--- Start DATA PROVIDED ---

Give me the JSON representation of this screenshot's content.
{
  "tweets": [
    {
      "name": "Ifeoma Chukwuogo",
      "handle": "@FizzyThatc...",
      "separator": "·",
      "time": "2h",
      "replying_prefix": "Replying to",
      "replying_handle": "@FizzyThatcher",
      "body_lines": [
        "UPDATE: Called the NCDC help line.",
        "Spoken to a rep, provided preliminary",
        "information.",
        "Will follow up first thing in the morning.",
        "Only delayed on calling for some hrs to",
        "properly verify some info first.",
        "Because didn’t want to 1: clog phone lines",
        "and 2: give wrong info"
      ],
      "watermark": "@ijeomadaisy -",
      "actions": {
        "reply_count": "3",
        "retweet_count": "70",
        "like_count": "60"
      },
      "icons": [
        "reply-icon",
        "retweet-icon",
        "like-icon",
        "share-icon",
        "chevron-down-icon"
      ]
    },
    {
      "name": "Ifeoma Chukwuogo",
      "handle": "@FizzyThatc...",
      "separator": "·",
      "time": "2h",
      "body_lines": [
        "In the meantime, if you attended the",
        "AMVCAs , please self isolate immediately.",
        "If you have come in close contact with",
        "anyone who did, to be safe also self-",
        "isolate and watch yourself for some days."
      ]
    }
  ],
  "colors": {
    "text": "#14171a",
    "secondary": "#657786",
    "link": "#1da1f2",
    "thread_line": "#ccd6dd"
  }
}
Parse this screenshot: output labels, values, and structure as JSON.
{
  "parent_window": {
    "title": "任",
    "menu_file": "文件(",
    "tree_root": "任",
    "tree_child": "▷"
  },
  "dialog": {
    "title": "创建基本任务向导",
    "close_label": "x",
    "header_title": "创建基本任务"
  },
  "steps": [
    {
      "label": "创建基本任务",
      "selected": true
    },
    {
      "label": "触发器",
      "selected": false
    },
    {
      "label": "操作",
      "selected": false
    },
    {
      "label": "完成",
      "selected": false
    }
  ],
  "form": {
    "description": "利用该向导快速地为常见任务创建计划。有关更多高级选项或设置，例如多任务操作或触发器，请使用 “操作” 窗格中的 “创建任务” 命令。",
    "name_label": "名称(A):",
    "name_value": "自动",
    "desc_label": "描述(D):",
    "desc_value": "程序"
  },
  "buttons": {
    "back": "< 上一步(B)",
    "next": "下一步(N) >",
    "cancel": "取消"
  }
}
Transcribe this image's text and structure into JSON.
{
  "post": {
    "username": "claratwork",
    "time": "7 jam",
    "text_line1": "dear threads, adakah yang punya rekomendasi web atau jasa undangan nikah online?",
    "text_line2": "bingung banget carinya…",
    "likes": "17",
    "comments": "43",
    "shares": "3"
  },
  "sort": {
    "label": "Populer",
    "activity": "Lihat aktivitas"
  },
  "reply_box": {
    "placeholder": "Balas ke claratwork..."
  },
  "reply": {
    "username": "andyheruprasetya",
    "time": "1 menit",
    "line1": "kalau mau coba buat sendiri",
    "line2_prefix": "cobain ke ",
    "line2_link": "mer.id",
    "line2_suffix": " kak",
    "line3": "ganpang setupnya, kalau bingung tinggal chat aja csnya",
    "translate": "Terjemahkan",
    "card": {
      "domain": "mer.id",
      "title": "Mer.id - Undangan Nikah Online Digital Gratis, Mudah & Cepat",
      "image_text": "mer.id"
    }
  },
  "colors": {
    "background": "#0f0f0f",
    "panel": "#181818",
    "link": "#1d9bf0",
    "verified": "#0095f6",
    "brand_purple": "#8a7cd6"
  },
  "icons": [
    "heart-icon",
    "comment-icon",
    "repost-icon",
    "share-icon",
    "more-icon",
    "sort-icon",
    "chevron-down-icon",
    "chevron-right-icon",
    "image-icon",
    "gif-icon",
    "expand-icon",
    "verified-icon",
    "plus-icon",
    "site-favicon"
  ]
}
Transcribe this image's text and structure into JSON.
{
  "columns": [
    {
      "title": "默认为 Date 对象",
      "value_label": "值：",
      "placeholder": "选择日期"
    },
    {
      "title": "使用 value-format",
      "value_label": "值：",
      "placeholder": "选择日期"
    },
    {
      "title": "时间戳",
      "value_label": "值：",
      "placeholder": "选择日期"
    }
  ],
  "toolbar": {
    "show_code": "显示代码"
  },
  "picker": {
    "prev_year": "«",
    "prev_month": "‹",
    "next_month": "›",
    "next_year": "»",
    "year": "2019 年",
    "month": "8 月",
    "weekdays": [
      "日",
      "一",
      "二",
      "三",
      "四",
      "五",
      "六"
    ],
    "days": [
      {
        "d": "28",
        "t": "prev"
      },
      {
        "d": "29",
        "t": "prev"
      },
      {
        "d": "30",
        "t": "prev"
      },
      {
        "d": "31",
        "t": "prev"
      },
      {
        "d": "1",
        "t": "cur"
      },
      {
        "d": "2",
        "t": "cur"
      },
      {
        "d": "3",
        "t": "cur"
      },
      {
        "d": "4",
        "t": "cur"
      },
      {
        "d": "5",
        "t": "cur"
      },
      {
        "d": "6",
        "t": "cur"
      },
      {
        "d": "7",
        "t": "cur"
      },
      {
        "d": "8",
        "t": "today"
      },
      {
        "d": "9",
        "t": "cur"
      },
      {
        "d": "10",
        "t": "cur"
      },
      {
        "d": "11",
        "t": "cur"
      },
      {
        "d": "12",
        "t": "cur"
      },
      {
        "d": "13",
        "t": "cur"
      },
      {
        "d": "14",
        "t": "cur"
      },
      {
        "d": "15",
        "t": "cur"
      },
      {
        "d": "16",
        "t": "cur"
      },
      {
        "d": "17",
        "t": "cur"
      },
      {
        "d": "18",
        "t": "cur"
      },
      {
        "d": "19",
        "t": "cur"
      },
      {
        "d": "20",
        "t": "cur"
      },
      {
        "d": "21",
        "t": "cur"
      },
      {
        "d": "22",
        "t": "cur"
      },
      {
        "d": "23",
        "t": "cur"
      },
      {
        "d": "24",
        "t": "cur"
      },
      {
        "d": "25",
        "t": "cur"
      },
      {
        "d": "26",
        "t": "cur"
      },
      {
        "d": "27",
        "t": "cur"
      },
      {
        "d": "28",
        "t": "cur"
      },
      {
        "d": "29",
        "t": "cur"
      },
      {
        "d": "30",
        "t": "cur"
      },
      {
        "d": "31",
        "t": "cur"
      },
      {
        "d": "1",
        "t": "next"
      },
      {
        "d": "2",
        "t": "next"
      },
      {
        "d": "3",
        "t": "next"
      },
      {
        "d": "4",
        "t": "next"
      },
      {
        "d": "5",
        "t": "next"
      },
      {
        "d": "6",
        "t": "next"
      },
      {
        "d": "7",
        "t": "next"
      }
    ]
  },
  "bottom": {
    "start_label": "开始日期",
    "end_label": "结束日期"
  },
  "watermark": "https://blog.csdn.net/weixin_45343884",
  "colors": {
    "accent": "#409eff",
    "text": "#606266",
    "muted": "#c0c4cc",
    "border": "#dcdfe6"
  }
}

--- End DATA PROVIDED ---

§ WORK INSTRUCTIONS
Write the data out again in full and exactly.

§ ANSWER FOR THIS EXERCISE
Give me the JSON representation of this screenshot's content.
{
  "tweets": [
    {
      "name": "Ifeoma Chukwuogo",
      "handle": "@FizzyThatc...",
      "separator": "·",
      "time": "2h",
      "replying_prefix": "Replying to",
      "replying_handle": "@FizzyThatcher",
      "body_lines": [
        "UPDATE: Called the NCDC help line.",
        "Spoken to a rep, provided preliminary",
        "information.",
        "Will follow up first thing in the morning.",
        "Only delayed on calling for some hrs to",
        "properly verify some info first.",
        "Because didn’t want to 1: clog phone lines",
        "and 2: give wrong info"
      ],
      "watermark": "@ijeomadaisy -",
      "actions": {
        "reply_count": "3",
        "retweet_count": "70",
        "like_count": "60"
      },
      "icons": [
        "reply-icon",
        "retweet-icon",
        "like-icon",
        "share-icon",
        "chevron-down-icon"
      ]
    },
    {
      "name": "Ifeoma Chukwuogo",
      "handle": "@FizzyThatc...",
      "separator": "·",
      "time": "2h",
      "body_lines": [
        "In the meantime, if you attended the",
        "AMVCAs , please self isolate immediately.",
        "If you have come in close contact with",
        "anyone who did, to be safe also self-",
        "isolate and watch yourself for some days."
      ]
    }
  ],
  "colors": {
    "text": "#14171a",
    "secondary": "#657786",
    "link": "#1da1f2",
    "thread_line": "#ccd6dd"
  }
}
Parse this screenshot: output labels, values, and structure as JSON.
{
  "parent_window": {
    "title": "任",
    "menu_file": "文件(",
    "tree_root": "任",
    "tree_child": "▷"
  },
  "dialog": {
    "title": "创建基本任务向导",
    "close_label": "x",
    "header_title": "创建基本任务"
  },
  "steps": [
    {
      "label": "创建基本任务",
      "selected": true
    },
    {
      "label": "触发器",
      "selected": false
    },
    {
      "label": "操作",
      "selected": false
    },
    {
      "label": "完成",
      "selected": false
    }
  ],
  "form": {
    "description": "利用该向导快速地为常见任务创建计划。有关更多高级选项或设置，例如多任务操作或触发器，请使用 “操作” 窗格中的 “创建任务” 命令。",
    "name_label": "名称(A):",
    "name_value": "自动",
    "desc_label": "描述(D):",
    "desc_value": "程序"
  },
  "buttons": {
    "back": "< 上一步(B)",
    "next": "下一步(N) >",
    "cancel": "取消"
  }
}
Transcribe this image's text and structure into JSON.
{
  "post": {
    "username": "claratwork",
    "time": "7 jam",
    "text_line1": "dear threads, adakah yang punya rekomendasi web atau jasa undangan nikah online?",
    "text_line2": "bingung banget carinya…",
    "likes": "17",
    "comments": "43",
    "shares": "3"
  },
  "sort": {
    "label": "Populer",
    "activity": "Lihat aktivitas"
  },
  "reply_box": {
    "placeholder": "Balas ke claratwork..."
  },
  "reply": {
    "username": "andyheruprasetya",
    "time": "1 menit",
    "line1": "kalau mau coba buat sendiri",
    "line2_prefix": "cobain ke ",
    "line2_link": "mer.id",
    "line2_suffix": " kak",
    "line3": "ganpang setupnya, kalau bingung tinggal chat aja csnya",
    "translate": "Terjemahkan",
    "card": {
      "domain": "mer.id",
      "title": "Mer.id - Undangan Nikah Online Digital Gratis, Mudah & Cepat",
      "image_text": "mer.id"
    }
  },
  "colors": {
    "background": "#0f0f0f",
    "panel": "#181818",
    "link": "#1d9bf0",
    "verified": "#0095f6",
    "brand_purple": "#8a7cd6"
  },
  "icons": [
    "heart-icon",
    "comment-icon",
    "repost-icon",
    "share-icon",
    "more-icon",
    "sort-icon",
    "chevron-down-icon",
    "chevron-right-icon",
    "image-icon",
    "gif-icon",
    "expand-icon",
    "verified-icon",
    "plus-icon",
    "site-favicon"
  ]
}
Transcribe this image's text and structure into JSON.
{
  "columns": [
    {
      "title": "默认为 Date 对象",
      "value_label": "值：",
      "placeholder": "选择日期"
    },
    {
      "title": "使用 value-format",
      "value_label": "值：",
      "placeholder": "选择日期"
    },
    {
      "title": "时间戳",
      "value_label": "值：",
      "placeholder": "选择日期"
    }
  ],
  "toolbar": {
    "show_code": "显示代码"
  },
  "picker": {
    "prev_year": "«",
    "prev_month": "‹",
    "next_month": "›",
    "next_year": "»",
    "year": "2019 年",
    "month": "8 月",
    "weekdays": [
      "日",
      "一",
      "二",
      "三",
      "四",
      "五",
      "六"
    ],
    "days": [
      {
        "d": "28",
        "t": "prev"
      },
      {
        "d": "29",
        "t": "prev"
      },
      {
        "d": "30",
        "t": "prev"
      },
      {
        "d": "31",
        "t": "prev"
      },
      {
        "d": "1",
        "t": "cur"
      },
      {
        "d": "2",
        "t": "cur"
      },
      {
        "d": "3",
        "t": "cur"
      },
      {
        "d": "4",
        "t": "cur"
      },
      {
        "d": "5",
        "t": "cur"
      },
      {
        "d": "6",
        "t": "cur"
      },
      {
        "d": "7",
        "t": "cur"
      },
      {
        "d": "8",
        "t": "today"
      },
      {
        "d": "9",
        "t": "cur"
      },
      {
        "d": "10",
        "t": "cur"
      },
      {
        "d": "11",
        "t": "cur"
      },
      {
        "d": "12",
        "t": "cur"
      },
      {
        "d": "13",
        "t": "cur"
      },
      {
        "d": "14",
        "t": "cur"
      },
      {
        "d": "15",
        "t": "cur"
      },
      {
        "d": "16",
        "t": "cur"
      },
      {
        "d": "17",
        "t": "cur"
      },
      {
        "d": "18",
        "t": "cur"
      },
      {
        "d": "19",
        "t": "cur"
      },
      {
        "d": "20",
        "t": "cur"
      },
      {
        "d": "21",
        "t": "cur"
      },
      {
        "d": "22",
        "t": "cur"
      },
      {
        "d": "23",
        "t": "cur"
      },
      {
        "d": "24",
        "t": "cur"
      },
      {
        "d": "25",
        "t": "cur"
      },
      {
        "d": "26",
        "t": "cur"
      },
      {
        "d": "27",
        "t": "cur"
      },
      {
        "d": "28",
        "t": "cur"
      },
      {
        "d": "29",
        "t": "cur"
      },
      {
        "d": "30",
        "t": "cur"
      },
      {
        "d": "31",
        "t": "cur"
      },
      {
        "d": "1",
        "t": "next"
      },
      {
        "d": "2",
        "t": "next"
      },
      {
        "d": "3",
        "t": "next"
      },
      {
        "d": "4",
        "t": "next"
      },
      {
        "d": "5",
        "t": "next"
      },
      {
        "d": "6",
        "t": "next"
      },
      {
        "d": "7",
        "t": "next"
      }
    ]
  },
  "bottom": {
    "start_label": "开始日期",
    "end_label": "结束日期"
  },
  "watermark": "https://blog.csdn.net/weixin_45343884",
  "colors": {
    "accent": "#409eff",
    "text": "#606266",
    "muted": "#c0c4cc",
    "border": "#dcdfe6"
  }
}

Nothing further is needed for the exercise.